══ DATA SUPPLIED

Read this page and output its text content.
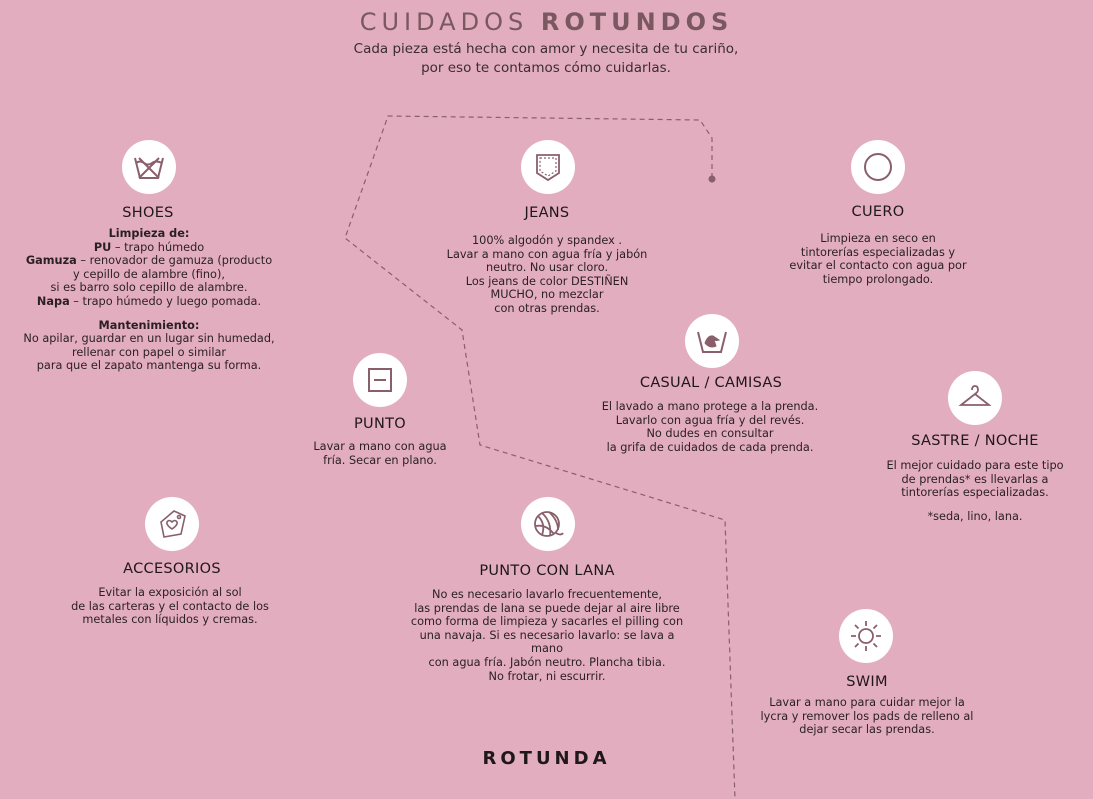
CUIDADOS ROTUNDOS
Cada pieza está hecha con amor y necesita de tu cariño,
por eso te contamos cómo cuidarlas.
SHOES

Limpieza de:

PU – trapo húmedo

Gamuza – renovador de gamuza (producto

y cepillo de alambre (fino),

si es barro solo cepillo de alambre.

Napa – trapo húmedo y luego pomada.

Mantenimiento:

No apilar, guardar en un lugar sin humedad,

rellenar con papel o similar

para que el zapato mantenga su forma.

JEANS

100% algodón y spandex .

Lavar a mano con agua fría y jabón

neutro. No usar cloro.

Los jeans de color DESTIÑEN

MUCHO, no mezclar

con otras prendas.

CUERO

Limpieza en seco en

tintorerías especializadas y

evitar el contacto con agua por

tiempo prolongado.

CASUAL / CAMISAS

El lavado a mano protege a la prenda.

Lavarlo con agua fría y del revés.

No dudes en consultar

la grifa de cuidados de cada prenda.

PUNTO

Lavar a mano con agua

fría. Secar en plano.

SASTRE / NOCHE

El mejor cuidado para este tipo

de prendas* es llevarlas a

tintorerías especializadas.

*seda, lino, lana.

ACCESORIOS

Evitar la exposición al sol

de las carteras y el contacto de los

metales con líquidos y cremas.

PUNTO CON LANA

No es necesario lavarlo frecuentemente,

las prendas de lana se puede dejar al aire libre

como forma de limpieza y sacarles el pilling con

una navaja. Si es necesario lavarlo: se lava a mano

con agua fría. Jabón neutro. Plancha tibia.

No frotar, ni escurrir.	SWIM

Lavar a mano para cuidar mejor la

lycra y remover los pads de relleno al

dejar secar las prendas.

ROTUNDA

════

## DIRECTIVE
Without the pictures, return all the records precisely as they stand.

## CORRECT RESPONSE
Read this page and output its text content.
CUIDADOS ROTUNDOS
Cada pieza está hecha con amor y necesita de tu cariño,
por eso te contamos cómo cuidarlas.
SHOES

Limpieza de:

PU – trapo húmedo

Gamuza – renovador de gamuza (producto

y cepillo de alambre (fino),

si es barro solo cepillo de alambre.

Napa – trapo húmedo y luego pomada.

Mantenimiento:

No apilar, guardar en un lugar sin humedad,

rellenar con papel o similar

para que el zapato mantenga su forma.

JEANS

100% algodón y spandex .

Lavar a mano con agua fría y jabón

neutro. No usar cloro.

Los jeans de color DESTIÑEN

MUCHO, no mezclar

con otras prendas.

CUERO

Limpieza en seco en

tintorerías especializadas y

evitar el contacto con agua por

tiempo prolongado.

CASUAL / CAMISAS

El lavado a mano protege a la prenda.

Lavarlo con agua fría y del revés.

No dudes en consultar

la grifa de cuidados de cada prenda.

PUNTO

Lavar a mano con agua

fría. Secar en plano.

SASTRE / NOCHE

El mejor cuidado para este tipo

de prendas* es llevarlas a

tintorerías especializadas.

*seda, lino, lana.

ACCESORIOS

Evitar la exposición al sol

de las carteras y el contacto de los

metales con líquidos y cremas.

PUNTO CON LANA

No es necesario lavarlo frecuentemente,

las prendas de lana se puede dejar al aire libre

como forma de limpieza y sacarles el pilling con

una navaja. Si es necesario lavarlo: se lava a mano

con agua fría. Jabón neutro. Plancha tibia.

No frotar, ni escurrir.	SWIM

Lavar a mano para cuidar mejor la

lycra y remover los pads de relleno al

dejar secar las prendas.

ROTUNDA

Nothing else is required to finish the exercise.